Requirements — Copy each line with the word "водой" in it.

Stored records —
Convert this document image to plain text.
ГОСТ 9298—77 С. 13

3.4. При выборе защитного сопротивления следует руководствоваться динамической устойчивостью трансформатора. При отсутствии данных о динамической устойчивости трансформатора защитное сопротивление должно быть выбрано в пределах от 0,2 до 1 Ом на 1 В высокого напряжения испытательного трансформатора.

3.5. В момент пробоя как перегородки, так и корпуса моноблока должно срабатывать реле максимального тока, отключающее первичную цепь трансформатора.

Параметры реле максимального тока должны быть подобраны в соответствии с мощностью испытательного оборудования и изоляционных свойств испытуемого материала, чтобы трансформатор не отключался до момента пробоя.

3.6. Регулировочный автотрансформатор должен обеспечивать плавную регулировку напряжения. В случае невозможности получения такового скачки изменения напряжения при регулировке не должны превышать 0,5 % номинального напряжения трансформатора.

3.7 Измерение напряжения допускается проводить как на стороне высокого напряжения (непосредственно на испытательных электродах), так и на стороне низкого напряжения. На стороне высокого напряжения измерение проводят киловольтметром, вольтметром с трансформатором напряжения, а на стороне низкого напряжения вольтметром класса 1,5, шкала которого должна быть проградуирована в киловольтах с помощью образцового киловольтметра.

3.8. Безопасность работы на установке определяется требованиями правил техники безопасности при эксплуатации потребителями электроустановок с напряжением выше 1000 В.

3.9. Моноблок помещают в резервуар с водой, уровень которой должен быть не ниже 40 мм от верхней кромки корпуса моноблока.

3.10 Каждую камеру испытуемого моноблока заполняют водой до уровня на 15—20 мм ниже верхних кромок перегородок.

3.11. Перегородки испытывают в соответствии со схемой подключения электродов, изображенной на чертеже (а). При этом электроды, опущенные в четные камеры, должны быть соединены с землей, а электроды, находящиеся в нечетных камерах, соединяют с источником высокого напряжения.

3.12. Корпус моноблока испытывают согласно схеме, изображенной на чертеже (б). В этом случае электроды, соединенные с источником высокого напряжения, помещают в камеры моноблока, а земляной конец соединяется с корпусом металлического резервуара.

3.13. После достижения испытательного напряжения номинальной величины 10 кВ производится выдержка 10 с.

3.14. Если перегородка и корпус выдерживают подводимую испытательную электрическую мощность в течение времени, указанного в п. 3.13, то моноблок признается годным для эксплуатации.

Task result —
3.9. Моноблок помещают в резервуар с водой, уровень которой должен быть не ниже 40 мм от верхней кромки корпуса моноблока.
3.10 Каждую камеру испытуемого моноблока заполняют водой до уровня на 15—20 мм ниже верхних кромок перегородок.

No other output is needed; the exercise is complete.